(Some records)
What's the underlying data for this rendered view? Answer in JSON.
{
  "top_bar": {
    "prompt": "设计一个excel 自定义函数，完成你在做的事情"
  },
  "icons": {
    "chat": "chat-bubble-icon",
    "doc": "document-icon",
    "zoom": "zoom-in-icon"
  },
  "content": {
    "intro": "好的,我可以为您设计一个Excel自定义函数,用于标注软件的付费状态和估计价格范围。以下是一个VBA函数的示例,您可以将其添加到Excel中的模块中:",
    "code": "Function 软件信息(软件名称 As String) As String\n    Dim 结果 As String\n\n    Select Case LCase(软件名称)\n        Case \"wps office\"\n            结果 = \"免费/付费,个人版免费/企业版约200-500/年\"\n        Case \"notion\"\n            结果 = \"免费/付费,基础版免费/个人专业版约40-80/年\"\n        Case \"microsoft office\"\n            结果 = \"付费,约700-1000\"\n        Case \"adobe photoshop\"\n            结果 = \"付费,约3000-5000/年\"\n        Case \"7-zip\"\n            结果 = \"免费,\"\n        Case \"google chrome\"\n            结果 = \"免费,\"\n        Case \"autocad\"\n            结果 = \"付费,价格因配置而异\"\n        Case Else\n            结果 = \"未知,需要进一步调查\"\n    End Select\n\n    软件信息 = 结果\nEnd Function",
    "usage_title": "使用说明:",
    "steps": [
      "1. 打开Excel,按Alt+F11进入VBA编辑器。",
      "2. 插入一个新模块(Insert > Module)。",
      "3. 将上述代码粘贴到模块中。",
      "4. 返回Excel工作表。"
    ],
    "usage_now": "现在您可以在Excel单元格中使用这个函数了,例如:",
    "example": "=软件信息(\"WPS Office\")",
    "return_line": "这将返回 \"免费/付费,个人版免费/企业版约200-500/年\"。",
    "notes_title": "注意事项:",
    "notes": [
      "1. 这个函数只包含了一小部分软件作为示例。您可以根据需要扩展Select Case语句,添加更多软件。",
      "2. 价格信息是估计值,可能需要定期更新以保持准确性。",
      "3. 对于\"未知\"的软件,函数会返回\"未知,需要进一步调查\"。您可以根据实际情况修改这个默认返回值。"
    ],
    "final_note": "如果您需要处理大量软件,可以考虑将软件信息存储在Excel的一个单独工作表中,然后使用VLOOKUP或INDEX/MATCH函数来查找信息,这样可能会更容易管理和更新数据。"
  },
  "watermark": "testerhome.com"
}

**Directive:** Repeat the material from above exactly, word for word.

**Task output:**
What's the underlying data for this rendered view? Answer in JSON.
{
  "top_bar": {
    "prompt": "设计一个excel 自定义函数，完成你在做的事情"
  },
  "icons": {
    "chat": "chat-bubble-icon",
    "doc": "document-icon",
    "zoom": "zoom-in-icon"
  },
  "content": {
    "intro": "好的,我可以为您设计一个Excel自定义函数,用于标注软件的付费状态和估计价格范围。以下是一个VBA函数的示例,您可以将其添加到Excel中的模块中:",
    "code": "Function 软件信息(软件名称 As String) As String\n    Dim 结果 As String\n\n    Select Case LCase(软件名称)\n        Case \"wps office\"\n            结果 = \"免费/付费,个人版免费/企业版约200-500/年\"\n        Case \"notion\"\n            结果 = \"免费/付费,基础版免费/个人专业版约40-80/年\"\n        Case \"microsoft office\"\n            结果 = \"付费,约700-1000\"\n        Case \"adobe photoshop\"\n            结果 = \"付费,约3000-5000/年\"\n        Case \"7-zip\"\n            结果 = \"免费,\"\n        Case \"google chrome\"\n            结果 = \"免费,\"\n        Case \"autocad\"\n            结果 = \"付费,价格因配置而异\"\n        Case Else\n            结果 = \"未知,需要进一步调查\"\n    End Select\n\n    软件信息 = 结果\nEnd Function",
    "usage_title": "使用说明:",
    "steps": [
      "1. 打开Excel,按Alt+F11进入VBA编辑器。",
      "2. 插入一个新模块(Insert > Module)。",
      "3. 将上述代码粘贴到模块中。",
      "4. 返回Excel工作表。"
    ],
    "usage_now": "现在您可以在Excel单元格中使用这个函数了,例如:",
    "example": "=软件信息(\"WPS Office\")",
    "return_line": "这将返回 \"免费/付费,个人版免费/企业版约200-500/年\"。",
    "notes_title": "注意事项:",
    "notes": [
      "1. 这个函数只包含了一小部分软件作为示例。您可以根据需要扩展Select Case语句,添加更多软件。",
      "2. 价格信息是估计值,可能需要定期更新以保持准确性。",
      "3. 对于\"未知\"的软件,函数会返回\"未知,需要进一步调查\"。您可以根据实际情况修改这个默认返回值。"
    ],
    "final_note": "如果您需要处理大量软件,可以考虑将软件信息存储在Excel的一个单独工作表中,然后使用VLOOKUP或INDEX/MATCH函数来查找信息,这样可能会更容易管理和更新数据。"
  },
  "watermark": "testerhome.com"
}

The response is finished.